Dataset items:
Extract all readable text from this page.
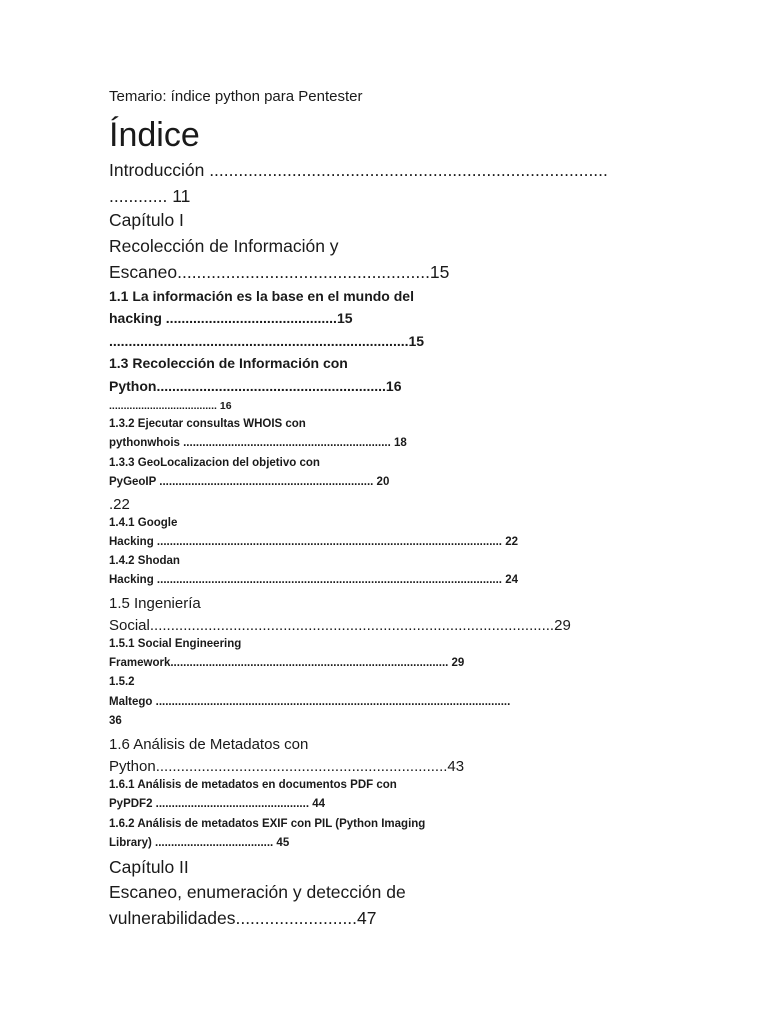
Temario: índice python para Pentester
Índice
Introducción ..................................................................................
............ 11
Capítulo I
Recolección de Información y
Escaneo....................................................15
1.1 La información es la base en el mundo del
hacking ............................................15
.............................................................................15
1.3 Recolección de Información con
Python...........................................................16
..................................... 16
1.3.2 Ejecutar consultas WHOIS con
pythonwhois ................................................................. 18
1.3.3 GeoLocalizacion del objetivo con
PyGeoIP ................................................................... 20
.22
1.4.1 Google
Hacking ............................................................................................................ 22
1.4.2 Shodan
Hacking ............................................................................................................ 24
1.5 Ingeniería
Social.................................................................................................29
1.5.1 Social Engineering
Framework....................................................................................... 29
1.5.2
Maltego ...............................................................................................................
36
1.6 Análisis de Metadatos con
Python......................................................................43
1.6.1 Análisis de metadatos en documentos PDF con
PyPDF2 ................................................ 44
1.6.2 Análisis de metadatos EXIF con PIL (Python Imaging
Library) ..................................... 45
Capítulo II
Escaneo, enumeración y detección de
vulnerabilidades.........................47
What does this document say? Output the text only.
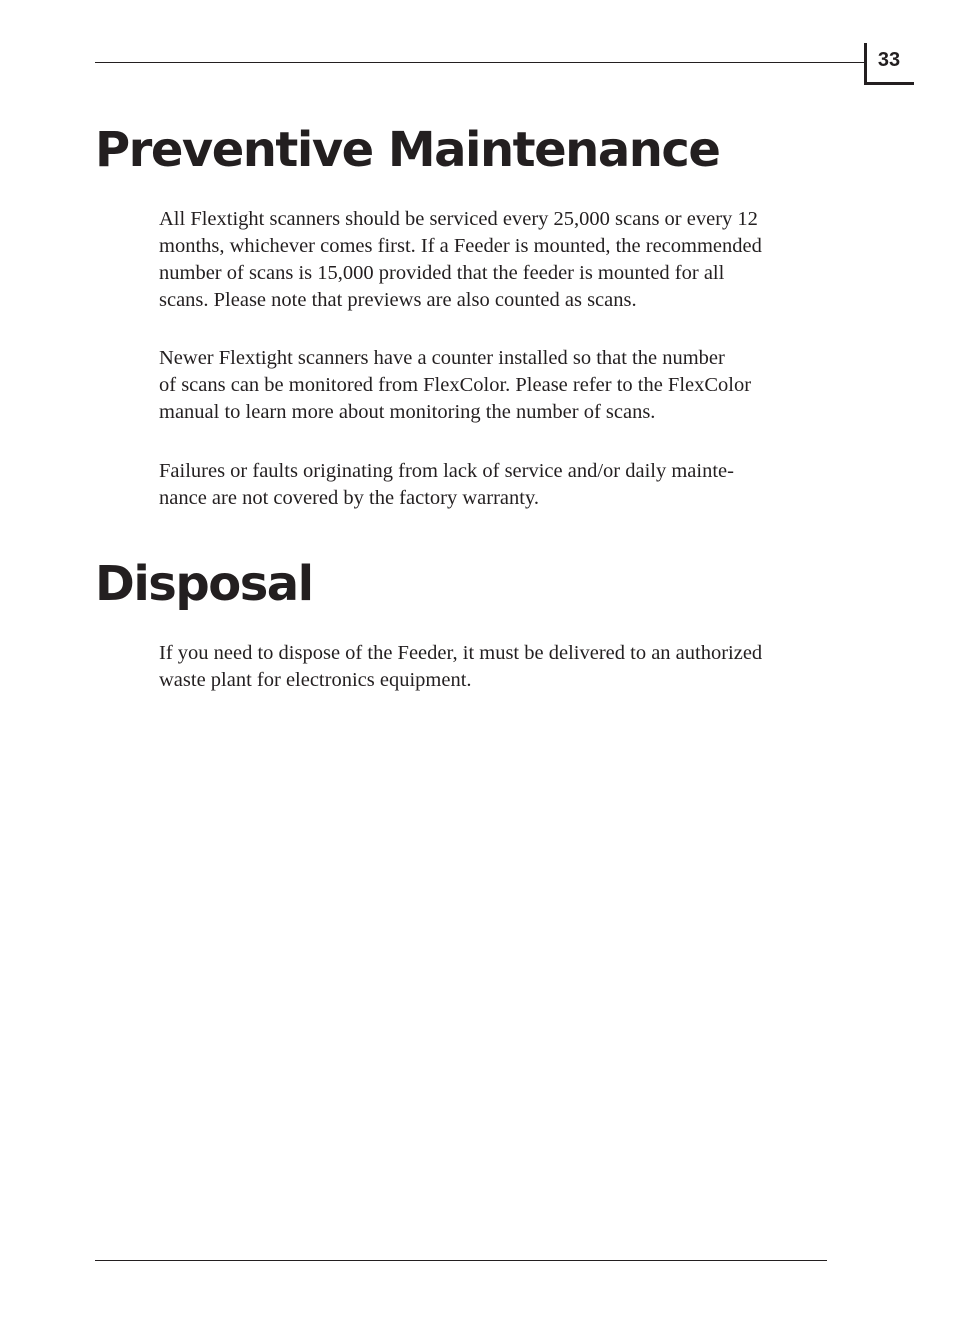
33
Preventive Maintenance

All Flextight scanners should be serviced every 25,000 scans or every 12
months, whichever comes first. If a Feeder is mounted, the recommended
number of scans is 15,000 provided that the feeder is mounted for all
scans. Please note that previews are also counted as scans.

Newer Flextight scanners have a counter installed so that the number
of scans can be monitored from FlexColor. Please refer to the FlexColor
manual to learn more about monitoring the number of scans.

Failures or faults originating from lack of service and/or daily mainte-
nance are not covered by the factory warranty.

Disposal

If you need to dispose of the Feeder, it must be delivered to an authorized
waste plant for electronics equipment.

> WORK TO DO
Print all entries exactly. The images do not belong in the copy.

> EXERCISE RESPONSE
Extract all readable text from this page.
Temario: índice python para Pentester
Índice
Introducción ..................................................................................
............ 11
Capítulo I
Recolección de Información y
Escaneo....................................................15
1.1 La información es la base en el mundo del
hacking ............................................15
.............................................................................15
1.3 Recolección de Información con
Python...........................................................16
..................................... 16
1.3.2 Ejecutar consultas WHOIS con
pythonwhois ................................................................. 18
1.3.3 GeoLocalizacion del objetivo con
PyGeoIP ................................................................... 20
.22
1.4.1 Google
Hacking ............................................................................................................ 22
1.4.2 Shodan
Hacking ............................................................................................................ 24
1.5 Ingeniería
Social.................................................................................................29
1.5.1 Social Engineering
Framework....................................................................................... 29
1.5.2
Maltego ...............................................................................................................
36
1.6 Análisis de Metadatos con
Python......................................................................43
1.6.1 Análisis de metadatos en documentos PDF con
PyPDF2 ................................................ 44
1.6.2 Análisis de metadatos EXIF con PIL (Python Imaging
Library) ..................................... 45
Capítulo II
Escaneo, enumeración y detección de
vulnerabilidades.........................47
What does this document say? Output the text only.
33
Preventive Maintenance

All Flextight scanners should be serviced every 25,000 scans or every 12
months, whichever comes first. If a Feeder is mounted, the recommended
number of scans is 15,000 provided that the feeder is mounted for all
scans. Please note that previews are also counted as scans.

Newer Flextight scanners have a counter installed so that the number
of scans can be monitored from FlexColor. Please refer to the FlexColor
manual to learn more about monitoring the number of scans.

Failures or faults originating from lack of service and/or daily mainte-
nance are not covered by the factory warranty.

Disposal

If you need to dispose of the Feeder, it must be delivered to an authorized
waste plant for electronics equipment.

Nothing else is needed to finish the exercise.